| Exercice proposé 1 |
Recopiez à l'identique le passage des enregistrements qui va de leur début jusqu'à la ligne contenant « data-label: 7.6% [971, 531, 1011, 551] », cette ligne comprise.

──────── Extrait choisi ────────

« Nous avons vécu sur notre territoire pendant des milliers d’années avant l’arrivée des Russes, et nos traditions, nos coutumes et nos religions ont été anéanties. Nous sommes persécutés, nous perdons nos terres et nos ressources naturelles, et aujourd’hui notre combat pour les peuples autochtones est privé de liberté », a courageusement témoigné Mark Zdor, représentant du peuple Tchouktches, devant l’Organisation pour la sécurité et la coopération (OSCE) à Varsovie au début du mois d’octobre. Trouver un témoin du désastre écologique et humain causé par la mine de Beringovsky pour s’exprimer devant une assemblée internationale n’est pas une mince affaire, tant les menaces qui pèsent sur lui sont nombreuses. Son parcours et son témoignage sont le fruit d’un travail d’enquête de l’ONG Arctida, dirigée par Ilya Shumannov, aujourd’hui en exil. Ce dernier raconte l’histoire.

────────

| Exercice proposé 2 |
D'après le texte sur le témoignage de Mark Zdor, dites si chacune des affirmations suivantes est exacte : (a) Mark Zdor a témoigné devant l'OSCE à Varsovie ; (b) l'ONG Arctida est dirigée par Mark Zdor ; (c) le témoignage a eu lieu à la fin du mois d'octobre. Répondez par oui ou non, en citant les mots décisifs du texte.

──────── Données de travail ────────

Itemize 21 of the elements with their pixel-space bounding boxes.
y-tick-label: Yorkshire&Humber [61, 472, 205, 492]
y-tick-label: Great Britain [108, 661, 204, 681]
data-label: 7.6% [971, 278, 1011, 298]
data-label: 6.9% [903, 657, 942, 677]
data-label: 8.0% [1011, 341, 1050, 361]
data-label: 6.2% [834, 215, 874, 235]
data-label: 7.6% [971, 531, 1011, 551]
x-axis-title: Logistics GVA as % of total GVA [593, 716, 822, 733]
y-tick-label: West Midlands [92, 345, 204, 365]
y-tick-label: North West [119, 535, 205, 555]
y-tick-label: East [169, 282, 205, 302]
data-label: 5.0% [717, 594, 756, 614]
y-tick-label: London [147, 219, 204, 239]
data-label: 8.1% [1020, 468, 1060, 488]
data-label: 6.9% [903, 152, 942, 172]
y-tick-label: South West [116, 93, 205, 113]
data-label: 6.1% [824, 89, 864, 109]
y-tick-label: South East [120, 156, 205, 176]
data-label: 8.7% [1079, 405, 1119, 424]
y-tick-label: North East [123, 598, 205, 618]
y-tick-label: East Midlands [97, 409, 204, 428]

────────

| Corrigé de l'exercice 1 |
Itemize 21 of the elements with their pixel-space bounding boxes.
y-tick-label: Yorkshire&Humber [61, 472, 205, 492]
y-tick-label: Great Britain [108, 661, 204, 681]
data-label: 7.6% [971, 278, 1011, 298]
data-label: 6.9% [903, 657, 942, 677]
data-label: 8.0% [1011, 341, 1050, 361]
data-label: 6.2% [834, 215, 874, 235]
data-label: 7.6% [971, 531, 1011, 551]

| Corrigé de l'exercice 2 |
(a) Oui : « devant l’Organisation pour la sécurité et la coopération (OSCE) à Varsovie ».
(b) Non : « dirigée par Ilya Shumannov ».
(c) Non : « au début du mois d’octobre ».